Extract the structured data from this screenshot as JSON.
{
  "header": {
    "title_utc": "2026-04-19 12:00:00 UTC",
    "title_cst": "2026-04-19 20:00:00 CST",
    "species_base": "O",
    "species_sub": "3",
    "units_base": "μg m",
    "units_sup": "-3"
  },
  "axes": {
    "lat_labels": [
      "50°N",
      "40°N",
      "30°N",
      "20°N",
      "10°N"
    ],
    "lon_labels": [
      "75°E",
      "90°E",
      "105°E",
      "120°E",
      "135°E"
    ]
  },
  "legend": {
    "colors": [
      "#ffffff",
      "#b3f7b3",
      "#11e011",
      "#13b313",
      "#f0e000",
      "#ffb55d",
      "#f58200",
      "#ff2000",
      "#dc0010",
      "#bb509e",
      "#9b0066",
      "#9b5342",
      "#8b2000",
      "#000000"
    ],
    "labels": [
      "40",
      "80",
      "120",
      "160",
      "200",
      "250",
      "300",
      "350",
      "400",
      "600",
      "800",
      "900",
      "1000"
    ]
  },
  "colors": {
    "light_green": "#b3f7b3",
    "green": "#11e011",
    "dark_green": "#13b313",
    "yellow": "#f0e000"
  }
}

_ _ _ _

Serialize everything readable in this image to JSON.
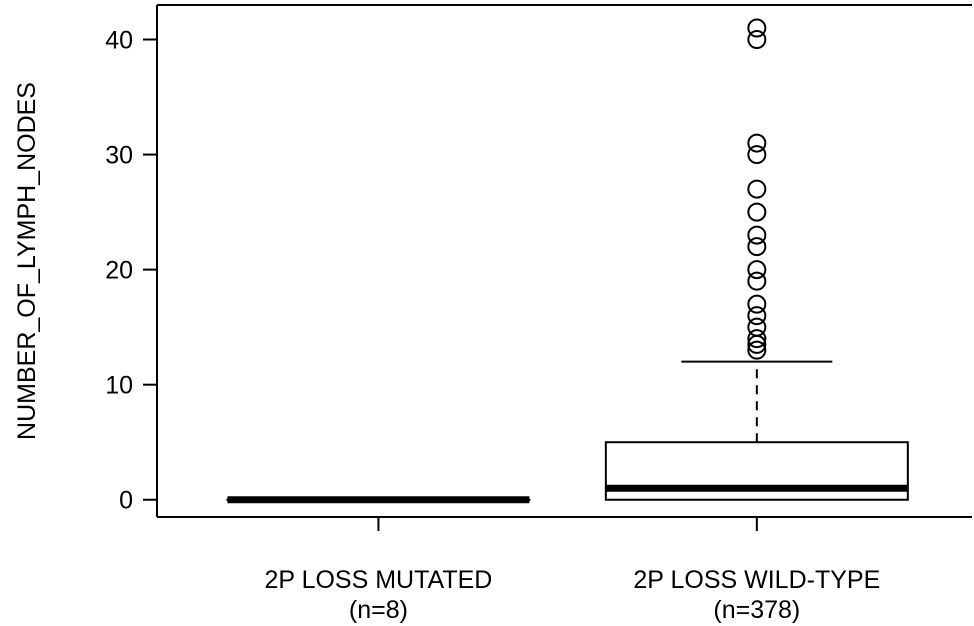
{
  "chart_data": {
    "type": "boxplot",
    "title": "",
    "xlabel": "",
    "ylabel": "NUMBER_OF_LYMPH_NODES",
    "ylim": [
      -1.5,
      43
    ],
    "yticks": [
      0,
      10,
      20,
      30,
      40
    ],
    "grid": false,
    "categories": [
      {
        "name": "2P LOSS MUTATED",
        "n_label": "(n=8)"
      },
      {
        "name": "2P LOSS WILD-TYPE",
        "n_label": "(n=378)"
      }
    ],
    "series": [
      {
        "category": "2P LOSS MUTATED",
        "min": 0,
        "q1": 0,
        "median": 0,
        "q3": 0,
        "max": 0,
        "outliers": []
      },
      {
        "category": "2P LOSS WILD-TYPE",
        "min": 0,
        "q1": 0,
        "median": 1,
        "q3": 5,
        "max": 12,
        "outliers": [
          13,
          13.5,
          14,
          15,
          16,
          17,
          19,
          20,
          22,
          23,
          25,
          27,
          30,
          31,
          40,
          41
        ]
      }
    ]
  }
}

_ _ _ _

## CHALLENGE
Show every line from the listing above in which the string "LOSS" appears.

## SOLVED PROBLEM
        "name": "2P LOSS MUTATED",
        "name": "2P LOSS WILD-TYPE",
        "category": "2P LOSS MUTATED",
        "category": "2P LOSS WILD-TYPE",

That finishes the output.